▶ _REQUIREMENT_:
Output a single figure: the number of lines in which the word "using" appears.

(Stored records)
"""
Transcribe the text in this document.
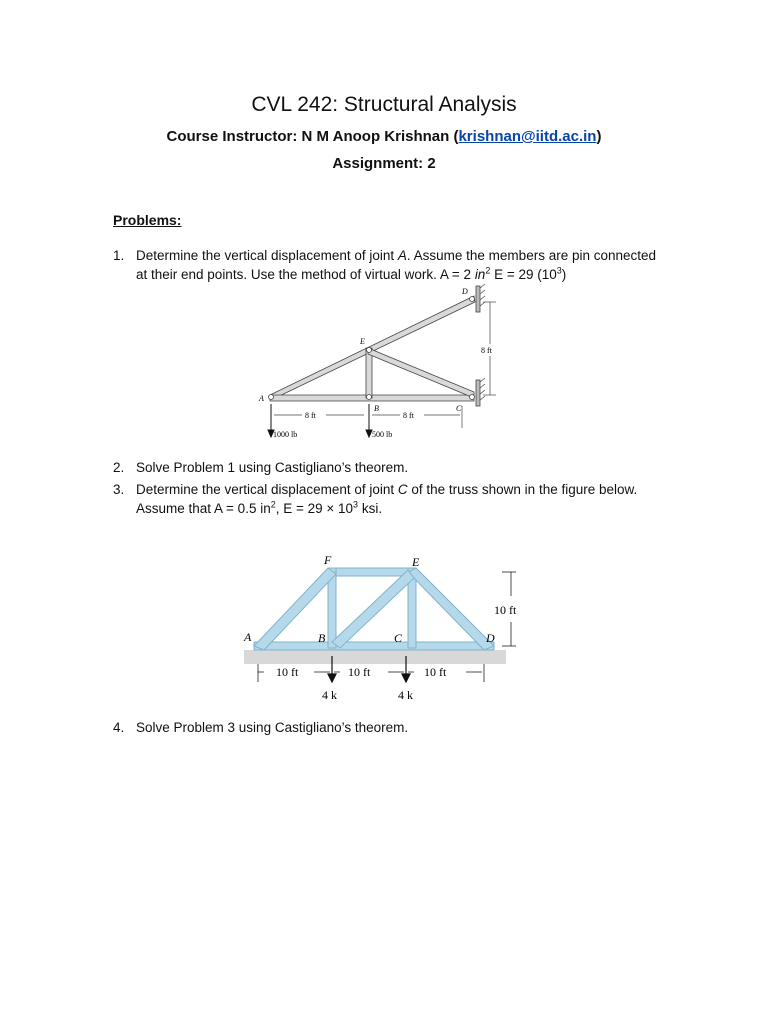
CVL 242: Structural Analysis
Course Instructor: N M Anoop Krishnan (krishnan@iitd.ac.in)
Assignment: 2
Problems:
1. Determine the vertical displacement of joint A. Assume the members are pin connected
at their end points. Use the method of virtual work. A = 2 $in^2$ E = 29 $(10^3)$
A
E
B	C
D
8 ft
8 ft	8 ft
1000 lb	500 lb
2. Solve Problem 1 using Castigliano’s theorem.
3. Determine the vertical displacement of joint C of the truss shown in the figure below.
Assume that A = 0.5 $in^2$, $E = 29 \times 10^3$ ksi.
A
F	E
B	C	D
10 ft
10 ft	10 ft	10 ft
4 k	4 k
4. Solve Problem 3 using Castigliano’s theorem.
"""
▶ _OUTPUT OF THE EXERCISE_:
2